#### EXERCISE MATERIAL ####

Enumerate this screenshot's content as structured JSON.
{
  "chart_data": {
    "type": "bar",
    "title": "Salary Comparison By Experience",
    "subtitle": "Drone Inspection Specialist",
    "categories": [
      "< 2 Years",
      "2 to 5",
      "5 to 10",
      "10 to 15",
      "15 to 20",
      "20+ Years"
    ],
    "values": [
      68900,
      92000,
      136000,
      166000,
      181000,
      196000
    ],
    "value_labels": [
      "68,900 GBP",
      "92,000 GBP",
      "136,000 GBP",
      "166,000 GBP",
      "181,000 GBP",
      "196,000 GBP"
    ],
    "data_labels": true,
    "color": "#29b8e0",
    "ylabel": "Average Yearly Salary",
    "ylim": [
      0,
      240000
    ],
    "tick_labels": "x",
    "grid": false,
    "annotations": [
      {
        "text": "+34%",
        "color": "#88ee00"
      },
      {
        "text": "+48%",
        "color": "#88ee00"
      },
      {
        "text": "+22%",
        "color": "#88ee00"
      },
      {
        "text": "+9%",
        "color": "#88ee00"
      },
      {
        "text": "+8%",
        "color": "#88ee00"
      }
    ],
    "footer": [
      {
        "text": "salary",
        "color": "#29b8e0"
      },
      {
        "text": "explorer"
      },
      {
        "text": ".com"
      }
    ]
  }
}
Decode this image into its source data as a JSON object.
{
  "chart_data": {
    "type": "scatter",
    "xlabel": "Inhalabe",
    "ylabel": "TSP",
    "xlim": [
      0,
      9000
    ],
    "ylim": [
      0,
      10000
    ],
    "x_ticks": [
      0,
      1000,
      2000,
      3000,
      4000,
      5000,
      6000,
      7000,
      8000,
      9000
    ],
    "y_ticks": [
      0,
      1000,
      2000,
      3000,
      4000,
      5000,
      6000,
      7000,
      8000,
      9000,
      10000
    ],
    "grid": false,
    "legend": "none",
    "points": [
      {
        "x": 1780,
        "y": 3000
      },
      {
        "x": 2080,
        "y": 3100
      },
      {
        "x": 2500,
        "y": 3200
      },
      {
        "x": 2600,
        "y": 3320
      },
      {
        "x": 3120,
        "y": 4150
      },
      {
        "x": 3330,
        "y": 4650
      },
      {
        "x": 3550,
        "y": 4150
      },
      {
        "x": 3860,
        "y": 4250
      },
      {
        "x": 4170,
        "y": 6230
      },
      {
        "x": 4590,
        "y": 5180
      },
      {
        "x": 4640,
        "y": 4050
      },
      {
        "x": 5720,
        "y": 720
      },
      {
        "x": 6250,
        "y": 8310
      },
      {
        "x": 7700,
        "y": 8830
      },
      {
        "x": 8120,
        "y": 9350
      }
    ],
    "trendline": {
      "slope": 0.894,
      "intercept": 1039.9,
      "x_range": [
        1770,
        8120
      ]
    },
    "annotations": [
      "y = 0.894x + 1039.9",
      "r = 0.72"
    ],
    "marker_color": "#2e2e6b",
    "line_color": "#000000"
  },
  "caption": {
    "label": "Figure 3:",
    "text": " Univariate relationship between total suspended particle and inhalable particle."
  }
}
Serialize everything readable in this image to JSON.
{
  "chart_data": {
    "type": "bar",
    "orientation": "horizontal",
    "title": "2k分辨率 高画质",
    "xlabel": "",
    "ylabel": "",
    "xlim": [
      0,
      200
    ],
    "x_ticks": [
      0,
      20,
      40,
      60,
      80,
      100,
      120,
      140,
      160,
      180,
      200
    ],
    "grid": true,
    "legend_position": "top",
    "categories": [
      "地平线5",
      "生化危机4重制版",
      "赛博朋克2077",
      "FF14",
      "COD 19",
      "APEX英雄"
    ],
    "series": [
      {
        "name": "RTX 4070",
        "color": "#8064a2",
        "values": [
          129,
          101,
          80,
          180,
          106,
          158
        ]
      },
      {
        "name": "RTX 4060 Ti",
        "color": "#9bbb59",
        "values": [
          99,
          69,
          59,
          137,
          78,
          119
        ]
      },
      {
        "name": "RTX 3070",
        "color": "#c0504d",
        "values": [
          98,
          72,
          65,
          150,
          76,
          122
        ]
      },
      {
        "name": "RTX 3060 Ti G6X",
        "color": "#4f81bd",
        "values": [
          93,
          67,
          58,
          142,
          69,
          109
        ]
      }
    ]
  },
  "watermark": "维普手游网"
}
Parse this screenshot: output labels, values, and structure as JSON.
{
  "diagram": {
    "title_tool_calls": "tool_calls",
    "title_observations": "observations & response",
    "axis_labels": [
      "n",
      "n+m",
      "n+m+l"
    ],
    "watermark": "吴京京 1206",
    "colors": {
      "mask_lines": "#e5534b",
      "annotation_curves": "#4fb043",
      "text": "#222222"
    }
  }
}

####

» EXERCISE REQUIREMENTS: In the listing above, find the line containing "Parse this screenshot: output" and please quote exactly that line through the last one, and no other lines.

» COMPLETE ANSWER:
Parse this screenshot: output labels, values, and structure as JSON.
{
  "diagram": {
    "title_tool_calls": "tool_calls",
    "title_observations": "observations & response",
    "axis_labels": [
      "n",
      "n+m",
      "n+m+l"
    ],
    "watermark": "吴京京 1206",
    "colors": {
      "mask_lines": "#e5534b",
      "annotation_curves": "#4fb043",
      "text": "#222222"
    }
  }
}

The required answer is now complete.